# Stated exercise:
Copy each line with the word "distribute" in it.

[Start Data entries]

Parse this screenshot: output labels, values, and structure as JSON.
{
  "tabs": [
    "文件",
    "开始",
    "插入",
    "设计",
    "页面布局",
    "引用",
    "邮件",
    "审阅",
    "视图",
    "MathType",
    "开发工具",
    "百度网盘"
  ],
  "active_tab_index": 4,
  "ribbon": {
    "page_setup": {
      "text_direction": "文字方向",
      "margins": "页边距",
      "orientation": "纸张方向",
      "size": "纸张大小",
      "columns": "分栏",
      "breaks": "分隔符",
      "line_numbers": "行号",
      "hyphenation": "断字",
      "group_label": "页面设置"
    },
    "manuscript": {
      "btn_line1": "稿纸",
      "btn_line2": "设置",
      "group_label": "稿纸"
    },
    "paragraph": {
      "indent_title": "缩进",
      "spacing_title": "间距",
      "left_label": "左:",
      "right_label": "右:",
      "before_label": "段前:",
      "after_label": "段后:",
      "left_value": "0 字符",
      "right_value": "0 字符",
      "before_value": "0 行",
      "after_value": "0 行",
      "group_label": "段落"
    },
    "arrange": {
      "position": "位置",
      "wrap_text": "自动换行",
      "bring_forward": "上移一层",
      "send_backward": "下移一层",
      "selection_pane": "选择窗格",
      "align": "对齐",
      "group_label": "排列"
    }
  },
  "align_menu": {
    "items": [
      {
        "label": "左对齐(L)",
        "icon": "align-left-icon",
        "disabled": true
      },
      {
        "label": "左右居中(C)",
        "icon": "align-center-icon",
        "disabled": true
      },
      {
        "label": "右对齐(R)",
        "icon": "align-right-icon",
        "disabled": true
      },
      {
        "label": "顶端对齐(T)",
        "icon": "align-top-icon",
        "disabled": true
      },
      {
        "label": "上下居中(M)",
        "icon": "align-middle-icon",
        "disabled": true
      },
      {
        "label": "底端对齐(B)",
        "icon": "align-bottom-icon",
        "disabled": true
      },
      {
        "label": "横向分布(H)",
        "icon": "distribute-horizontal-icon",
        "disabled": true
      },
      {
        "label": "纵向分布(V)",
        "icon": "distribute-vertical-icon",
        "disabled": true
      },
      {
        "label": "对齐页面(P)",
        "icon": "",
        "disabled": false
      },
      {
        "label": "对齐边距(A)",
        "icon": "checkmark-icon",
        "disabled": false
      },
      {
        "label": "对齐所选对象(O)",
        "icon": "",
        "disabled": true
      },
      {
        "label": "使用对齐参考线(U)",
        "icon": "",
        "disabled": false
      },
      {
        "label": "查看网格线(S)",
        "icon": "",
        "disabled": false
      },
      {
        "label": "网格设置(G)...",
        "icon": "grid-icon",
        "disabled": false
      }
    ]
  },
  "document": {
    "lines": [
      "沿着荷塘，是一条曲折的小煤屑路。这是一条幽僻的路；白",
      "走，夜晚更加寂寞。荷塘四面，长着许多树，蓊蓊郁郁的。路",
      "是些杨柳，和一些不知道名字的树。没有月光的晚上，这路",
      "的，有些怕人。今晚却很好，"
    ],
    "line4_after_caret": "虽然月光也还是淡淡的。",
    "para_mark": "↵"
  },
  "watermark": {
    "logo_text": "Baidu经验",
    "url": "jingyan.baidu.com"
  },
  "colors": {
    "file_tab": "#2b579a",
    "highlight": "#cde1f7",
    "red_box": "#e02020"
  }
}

[End Data entries]

# Finished task:
        "icon": "distribute-horizontal-icon",
        "icon": "distribute-vertical-icon",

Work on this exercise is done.